Task material Block Start
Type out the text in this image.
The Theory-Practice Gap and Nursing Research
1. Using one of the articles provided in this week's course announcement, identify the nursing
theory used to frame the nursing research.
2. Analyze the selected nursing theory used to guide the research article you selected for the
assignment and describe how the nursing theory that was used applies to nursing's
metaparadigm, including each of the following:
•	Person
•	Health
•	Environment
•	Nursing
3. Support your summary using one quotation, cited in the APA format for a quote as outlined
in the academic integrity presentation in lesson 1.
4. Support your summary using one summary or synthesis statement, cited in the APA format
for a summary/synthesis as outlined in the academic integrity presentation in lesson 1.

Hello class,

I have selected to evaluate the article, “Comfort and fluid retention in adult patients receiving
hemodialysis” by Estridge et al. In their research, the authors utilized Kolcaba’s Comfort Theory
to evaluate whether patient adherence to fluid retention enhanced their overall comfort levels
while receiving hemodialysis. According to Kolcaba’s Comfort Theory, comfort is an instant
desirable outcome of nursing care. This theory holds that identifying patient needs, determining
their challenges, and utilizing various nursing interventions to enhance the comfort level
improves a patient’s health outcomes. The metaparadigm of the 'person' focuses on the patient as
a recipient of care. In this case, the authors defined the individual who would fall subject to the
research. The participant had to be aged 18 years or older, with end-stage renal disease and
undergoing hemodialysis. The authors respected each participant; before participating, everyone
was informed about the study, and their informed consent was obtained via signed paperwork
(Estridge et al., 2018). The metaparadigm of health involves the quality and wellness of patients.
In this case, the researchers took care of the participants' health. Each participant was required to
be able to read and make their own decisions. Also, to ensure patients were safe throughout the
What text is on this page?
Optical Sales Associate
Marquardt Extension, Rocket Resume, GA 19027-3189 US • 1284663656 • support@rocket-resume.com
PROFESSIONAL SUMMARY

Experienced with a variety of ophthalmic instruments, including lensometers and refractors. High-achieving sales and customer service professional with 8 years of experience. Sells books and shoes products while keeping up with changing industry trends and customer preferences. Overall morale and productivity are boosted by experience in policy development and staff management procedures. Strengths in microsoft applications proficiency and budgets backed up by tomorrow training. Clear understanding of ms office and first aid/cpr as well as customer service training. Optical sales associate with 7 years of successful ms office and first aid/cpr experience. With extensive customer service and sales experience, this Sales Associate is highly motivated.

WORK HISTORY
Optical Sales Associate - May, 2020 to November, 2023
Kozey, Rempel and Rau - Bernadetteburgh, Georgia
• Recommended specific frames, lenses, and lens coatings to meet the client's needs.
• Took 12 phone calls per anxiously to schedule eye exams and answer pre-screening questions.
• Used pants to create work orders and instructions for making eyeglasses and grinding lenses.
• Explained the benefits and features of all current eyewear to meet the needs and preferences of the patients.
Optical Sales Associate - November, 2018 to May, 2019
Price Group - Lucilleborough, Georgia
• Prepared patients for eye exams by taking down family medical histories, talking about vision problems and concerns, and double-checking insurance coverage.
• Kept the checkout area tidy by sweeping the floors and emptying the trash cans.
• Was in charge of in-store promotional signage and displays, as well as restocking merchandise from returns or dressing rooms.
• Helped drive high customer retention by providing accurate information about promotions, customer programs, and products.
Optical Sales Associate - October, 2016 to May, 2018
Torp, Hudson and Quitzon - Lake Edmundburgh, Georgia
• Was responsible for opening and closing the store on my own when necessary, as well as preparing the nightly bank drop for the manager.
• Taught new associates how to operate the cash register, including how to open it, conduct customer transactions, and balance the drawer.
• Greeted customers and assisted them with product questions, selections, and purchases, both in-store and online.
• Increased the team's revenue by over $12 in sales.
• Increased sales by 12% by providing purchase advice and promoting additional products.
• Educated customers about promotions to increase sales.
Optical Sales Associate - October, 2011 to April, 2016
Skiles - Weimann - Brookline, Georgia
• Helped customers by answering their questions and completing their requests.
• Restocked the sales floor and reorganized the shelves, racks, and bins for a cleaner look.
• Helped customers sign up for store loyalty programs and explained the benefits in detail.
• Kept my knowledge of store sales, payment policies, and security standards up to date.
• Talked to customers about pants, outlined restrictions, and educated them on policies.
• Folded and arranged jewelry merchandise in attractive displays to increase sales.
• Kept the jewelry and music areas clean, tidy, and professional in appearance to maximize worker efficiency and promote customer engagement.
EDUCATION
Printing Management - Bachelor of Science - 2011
Task material Block End
What is required →
Copy every entry exactly as it is given.

The answer →
Type out the text in this image.
The Theory-Practice Gap and Nursing Research
1. Using one of the articles provided in this week's course announcement, identify the nursing
theory used to frame the nursing research.
2. Analyze the selected nursing theory used to guide the research article you selected for the
assignment and describe how the nursing theory that was used applies to nursing's
metaparadigm, including each of the following:
•	Person
•	Health
•	Environment
•	Nursing
3. Support your summary using one quotation, cited in the APA format for a quote as outlined
in the academic integrity presentation in lesson 1.
4. Support your summary using one summary or synthesis statement, cited in the APA format
for a summary/synthesis as outlined in the academic integrity presentation in lesson 1.

Hello class,

I have selected to evaluate the article, “Comfort and fluid retention in adult patients receiving
hemodialysis” by Estridge et al. In their research, the authors utilized Kolcaba’s Comfort Theory
to evaluate whether patient adherence to fluid retention enhanced their overall comfort levels
while receiving hemodialysis. According to Kolcaba’s Comfort Theory, comfort is an instant
desirable outcome of nursing care. This theory holds that identifying patient needs, determining
their challenges, and utilizing various nursing interventions to enhance the comfort level
improves a patient’s health outcomes. The metaparadigm of the 'person' focuses on the patient as
a recipient of care. In this case, the authors defined the individual who would fall subject to the
research. The participant had to be aged 18 years or older, with end-stage renal disease and
undergoing hemodialysis. The authors respected each participant; before participating, everyone
was informed about the study, and their informed consent was obtained via signed paperwork
(Estridge et al., 2018). The metaparadigm of health involves the quality and wellness of patients.
In this case, the researchers took care of the participants' health. Each participant was required to
be able to read and make their own decisions. Also, to ensure patients were safe throughout the
What text is on this page?
Optical Sales Associate
Marquardt Extension, Rocket Resume, GA 19027-3189 US • 1284663656 • support@rocket-resume.com
PROFESSIONAL SUMMARY

Experienced with a variety of ophthalmic instruments, including lensometers and refractors. High-achieving sales and customer service professional with 8 years of experience. Sells books and shoes products while keeping up with changing industry trends and customer preferences. Overall morale and productivity are boosted by experience in policy development and staff management procedures. Strengths in microsoft applications proficiency and budgets backed up by tomorrow training. Clear understanding of ms office and first aid/cpr as well as customer service training. Optical sales associate with 7 years of successful ms office and first aid/cpr experience. With extensive customer service and sales experience, this Sales Associate is highly motivated.

WORK HISTORY
Optical Sales Associate - May, 2020 to November, 2023
Kozey, Rempel and Rau - Bernadetteburgh, Georgia
• Recommended specific frames, lenses, and lens coatings to meet the client's needs.
• Took 12 phone calls per anxiously to schedule eye exams and answer pre-screening questions.
• Used pants to create work orders and instructions for making eyeglasses and grinding lenses.
• Explained the benefits and features of all current eyewear to meet the needs and preferences of the patients.
Optical Sales Associate - November, 2018 to May, 2019
Price Group - Lucilleborough, Georgia
• Prepared patients for eye exams by taking down family medical histories, talking about vision problems and concerns, and double-checking insurance coverage.
• Kept the checkout area tidy by sweeping the floors and emptying the trash cans.
• Was in charge of in-store promotional signage and displays, as well as restocking merchandise from returns or dressing rooms.
• Helped drive high customer retention by providing accurate information about promotions, customer programs, and products.
Optical Sales Associate - October, 2016 to May, 2018
Torp, Hudson and Quitzon - Lake Edmundburgh, Georgia
• Was responsible for opening and closing the store on my own when necessary, as well as preparing the nightly bank drop for the manager.
• Taught new associates how to operate the cash register, including how to open it, conduct customer transactions, and balance the drawer.
• Greeted customers and assisted them with product questions, selections, and purchases, both in-store and online.
• Increased the team's revenue by over $12 in sales.
• Increased sales by 12% by providing purchase advice and promoting additional products.
• Educated customers about promotions to increase sales.
Optical Sales Associate - October, 2011 to April, 2016
Skiles - Weimann - Brookline, Georgia
• Helped customers by answering their questions and completing their requests.
• Restocked the sales floor and reorganized the shelves, racks, and bins for a cleaner look.
• Helped customers sign up for store loyalty programs and explained the benefits in detail.
• Kept my knowledge of store sales, payment policies, and security standards up to date.
• Talked to customers about pants, outlined restrictions, and educated them on policies.
• Folded and arranged jewelry merchandise in attractive displays to increase sales.
• Kept the jewelry and music areas clean, tidy, and professional in appearance to maximize worker efficiency and promote customer engagement.
EDUCATION
Printing Management - Bachelor of Science - 2011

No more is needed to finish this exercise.